• TASK: Lines containing the word "Республики" should be extracted in full.

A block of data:
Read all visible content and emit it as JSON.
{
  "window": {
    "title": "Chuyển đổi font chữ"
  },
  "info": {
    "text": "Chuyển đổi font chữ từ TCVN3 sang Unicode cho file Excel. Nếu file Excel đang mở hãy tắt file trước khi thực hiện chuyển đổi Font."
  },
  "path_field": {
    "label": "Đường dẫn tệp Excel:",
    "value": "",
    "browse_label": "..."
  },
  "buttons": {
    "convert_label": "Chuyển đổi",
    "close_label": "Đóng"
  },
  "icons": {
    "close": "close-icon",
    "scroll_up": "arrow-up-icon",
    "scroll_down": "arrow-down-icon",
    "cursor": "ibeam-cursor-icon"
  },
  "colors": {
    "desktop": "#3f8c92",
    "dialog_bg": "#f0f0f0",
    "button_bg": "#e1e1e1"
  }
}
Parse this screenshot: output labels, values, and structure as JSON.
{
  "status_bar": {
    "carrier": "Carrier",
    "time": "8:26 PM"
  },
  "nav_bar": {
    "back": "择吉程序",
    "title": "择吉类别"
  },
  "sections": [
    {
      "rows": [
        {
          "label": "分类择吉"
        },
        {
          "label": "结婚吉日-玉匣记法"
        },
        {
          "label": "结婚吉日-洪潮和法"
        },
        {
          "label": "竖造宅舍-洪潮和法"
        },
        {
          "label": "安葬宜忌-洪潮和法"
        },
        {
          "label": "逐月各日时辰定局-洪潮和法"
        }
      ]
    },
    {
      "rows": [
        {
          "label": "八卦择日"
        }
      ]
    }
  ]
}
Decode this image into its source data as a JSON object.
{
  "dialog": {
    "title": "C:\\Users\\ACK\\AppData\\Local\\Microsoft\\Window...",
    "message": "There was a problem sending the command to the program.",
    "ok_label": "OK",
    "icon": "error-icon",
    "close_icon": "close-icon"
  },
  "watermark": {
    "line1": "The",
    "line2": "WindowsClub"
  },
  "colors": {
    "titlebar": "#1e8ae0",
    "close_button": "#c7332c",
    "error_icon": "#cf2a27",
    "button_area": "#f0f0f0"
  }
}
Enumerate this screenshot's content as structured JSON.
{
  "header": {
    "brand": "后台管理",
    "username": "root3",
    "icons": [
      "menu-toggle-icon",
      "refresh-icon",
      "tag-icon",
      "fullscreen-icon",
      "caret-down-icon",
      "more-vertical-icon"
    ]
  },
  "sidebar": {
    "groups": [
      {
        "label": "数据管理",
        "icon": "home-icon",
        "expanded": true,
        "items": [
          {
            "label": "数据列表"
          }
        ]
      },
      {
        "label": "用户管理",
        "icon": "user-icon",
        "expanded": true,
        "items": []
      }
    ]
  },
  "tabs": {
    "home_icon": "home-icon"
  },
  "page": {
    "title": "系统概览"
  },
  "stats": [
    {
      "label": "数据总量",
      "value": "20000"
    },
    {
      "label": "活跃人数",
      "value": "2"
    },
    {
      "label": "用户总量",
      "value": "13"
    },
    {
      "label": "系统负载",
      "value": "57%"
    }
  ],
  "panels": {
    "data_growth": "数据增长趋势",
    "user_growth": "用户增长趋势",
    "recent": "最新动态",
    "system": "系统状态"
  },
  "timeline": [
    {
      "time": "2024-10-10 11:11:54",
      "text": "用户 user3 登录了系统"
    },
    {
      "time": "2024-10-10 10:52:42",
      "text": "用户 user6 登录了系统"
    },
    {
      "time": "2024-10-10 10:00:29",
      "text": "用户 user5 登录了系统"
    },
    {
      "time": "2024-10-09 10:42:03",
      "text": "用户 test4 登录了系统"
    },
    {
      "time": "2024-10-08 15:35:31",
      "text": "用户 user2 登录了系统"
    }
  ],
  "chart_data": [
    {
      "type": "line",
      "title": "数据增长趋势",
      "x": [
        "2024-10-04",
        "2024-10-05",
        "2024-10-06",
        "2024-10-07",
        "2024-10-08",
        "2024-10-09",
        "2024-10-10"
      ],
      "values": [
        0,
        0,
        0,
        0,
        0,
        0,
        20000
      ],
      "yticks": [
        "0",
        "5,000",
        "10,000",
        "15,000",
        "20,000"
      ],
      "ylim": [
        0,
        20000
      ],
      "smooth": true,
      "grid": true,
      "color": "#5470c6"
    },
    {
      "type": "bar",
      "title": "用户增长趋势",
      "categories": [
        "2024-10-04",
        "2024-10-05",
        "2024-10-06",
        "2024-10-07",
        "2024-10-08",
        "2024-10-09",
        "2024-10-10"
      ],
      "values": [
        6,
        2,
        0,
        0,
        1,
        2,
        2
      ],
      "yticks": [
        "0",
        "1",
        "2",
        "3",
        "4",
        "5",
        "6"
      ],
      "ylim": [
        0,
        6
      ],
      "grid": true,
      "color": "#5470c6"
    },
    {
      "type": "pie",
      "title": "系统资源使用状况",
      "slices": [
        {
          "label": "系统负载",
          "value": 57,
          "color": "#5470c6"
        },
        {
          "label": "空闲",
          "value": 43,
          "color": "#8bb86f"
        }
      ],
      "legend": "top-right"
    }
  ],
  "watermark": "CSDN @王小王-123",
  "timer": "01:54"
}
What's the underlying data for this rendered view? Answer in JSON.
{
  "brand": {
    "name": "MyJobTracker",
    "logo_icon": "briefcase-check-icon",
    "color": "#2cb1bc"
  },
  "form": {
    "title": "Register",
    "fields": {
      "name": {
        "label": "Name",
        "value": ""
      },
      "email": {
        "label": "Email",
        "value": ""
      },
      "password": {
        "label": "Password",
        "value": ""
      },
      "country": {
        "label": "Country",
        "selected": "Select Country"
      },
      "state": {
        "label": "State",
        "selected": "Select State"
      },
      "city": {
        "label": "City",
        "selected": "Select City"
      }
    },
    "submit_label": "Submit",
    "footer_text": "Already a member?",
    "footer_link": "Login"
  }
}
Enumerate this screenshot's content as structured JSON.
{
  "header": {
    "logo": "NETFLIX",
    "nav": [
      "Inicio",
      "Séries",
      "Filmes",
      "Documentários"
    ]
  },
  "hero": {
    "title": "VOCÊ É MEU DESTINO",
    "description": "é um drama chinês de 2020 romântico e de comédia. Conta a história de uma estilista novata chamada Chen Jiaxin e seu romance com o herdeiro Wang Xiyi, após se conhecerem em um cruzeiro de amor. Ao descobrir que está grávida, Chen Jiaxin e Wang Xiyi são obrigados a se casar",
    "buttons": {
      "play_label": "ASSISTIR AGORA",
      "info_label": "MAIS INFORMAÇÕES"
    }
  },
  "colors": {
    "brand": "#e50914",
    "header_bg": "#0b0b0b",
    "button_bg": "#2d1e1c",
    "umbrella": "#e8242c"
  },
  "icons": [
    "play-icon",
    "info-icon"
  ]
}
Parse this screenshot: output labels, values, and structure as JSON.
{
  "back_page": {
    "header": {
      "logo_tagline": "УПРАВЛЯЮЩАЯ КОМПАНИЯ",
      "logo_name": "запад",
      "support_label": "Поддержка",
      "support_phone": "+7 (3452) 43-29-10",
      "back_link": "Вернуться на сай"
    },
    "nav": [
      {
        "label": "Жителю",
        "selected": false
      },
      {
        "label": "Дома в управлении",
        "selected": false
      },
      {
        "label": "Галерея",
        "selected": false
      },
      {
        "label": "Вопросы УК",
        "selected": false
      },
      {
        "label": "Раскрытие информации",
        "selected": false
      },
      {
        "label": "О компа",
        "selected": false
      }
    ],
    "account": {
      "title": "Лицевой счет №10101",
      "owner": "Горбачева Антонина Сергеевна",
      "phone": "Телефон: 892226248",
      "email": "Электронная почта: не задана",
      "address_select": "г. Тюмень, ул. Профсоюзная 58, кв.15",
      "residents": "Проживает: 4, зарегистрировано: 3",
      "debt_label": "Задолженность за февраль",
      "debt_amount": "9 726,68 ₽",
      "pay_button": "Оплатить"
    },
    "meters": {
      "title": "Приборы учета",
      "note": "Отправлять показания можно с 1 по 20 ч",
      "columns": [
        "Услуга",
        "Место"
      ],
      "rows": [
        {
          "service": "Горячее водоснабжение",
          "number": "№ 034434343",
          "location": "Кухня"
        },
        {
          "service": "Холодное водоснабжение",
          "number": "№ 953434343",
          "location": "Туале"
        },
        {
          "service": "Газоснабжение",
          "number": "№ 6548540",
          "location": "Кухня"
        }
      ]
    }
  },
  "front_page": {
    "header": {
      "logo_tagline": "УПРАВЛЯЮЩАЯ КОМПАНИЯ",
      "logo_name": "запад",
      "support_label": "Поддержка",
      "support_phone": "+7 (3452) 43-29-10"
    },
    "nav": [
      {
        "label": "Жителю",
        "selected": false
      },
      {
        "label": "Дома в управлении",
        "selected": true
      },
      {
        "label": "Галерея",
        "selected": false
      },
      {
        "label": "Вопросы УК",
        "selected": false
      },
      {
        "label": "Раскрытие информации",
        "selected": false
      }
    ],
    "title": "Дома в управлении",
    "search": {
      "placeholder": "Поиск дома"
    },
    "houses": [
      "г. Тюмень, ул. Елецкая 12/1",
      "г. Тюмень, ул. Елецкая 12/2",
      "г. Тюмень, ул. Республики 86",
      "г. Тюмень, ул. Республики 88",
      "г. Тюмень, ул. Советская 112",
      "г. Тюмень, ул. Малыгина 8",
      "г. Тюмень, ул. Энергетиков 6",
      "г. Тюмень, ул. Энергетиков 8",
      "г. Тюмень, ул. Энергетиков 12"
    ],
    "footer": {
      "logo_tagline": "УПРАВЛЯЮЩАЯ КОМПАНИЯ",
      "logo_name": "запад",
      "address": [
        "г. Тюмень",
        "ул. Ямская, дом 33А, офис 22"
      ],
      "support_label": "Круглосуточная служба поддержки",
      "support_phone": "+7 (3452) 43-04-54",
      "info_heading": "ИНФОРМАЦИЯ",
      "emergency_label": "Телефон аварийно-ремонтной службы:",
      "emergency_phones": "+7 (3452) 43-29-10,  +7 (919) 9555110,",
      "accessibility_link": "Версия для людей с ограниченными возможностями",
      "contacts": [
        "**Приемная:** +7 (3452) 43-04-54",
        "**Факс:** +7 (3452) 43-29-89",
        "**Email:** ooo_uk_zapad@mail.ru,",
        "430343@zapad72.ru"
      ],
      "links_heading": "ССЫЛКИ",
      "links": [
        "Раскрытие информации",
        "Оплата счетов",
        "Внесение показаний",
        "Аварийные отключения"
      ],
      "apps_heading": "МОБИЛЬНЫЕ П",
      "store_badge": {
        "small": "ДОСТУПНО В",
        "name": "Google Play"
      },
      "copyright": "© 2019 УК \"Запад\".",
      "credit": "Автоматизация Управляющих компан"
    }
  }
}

• TASK RESPONSE:
      "г. Тюмень, ул. Республики 86",
      "г. Тюмень, ул. Республики 88",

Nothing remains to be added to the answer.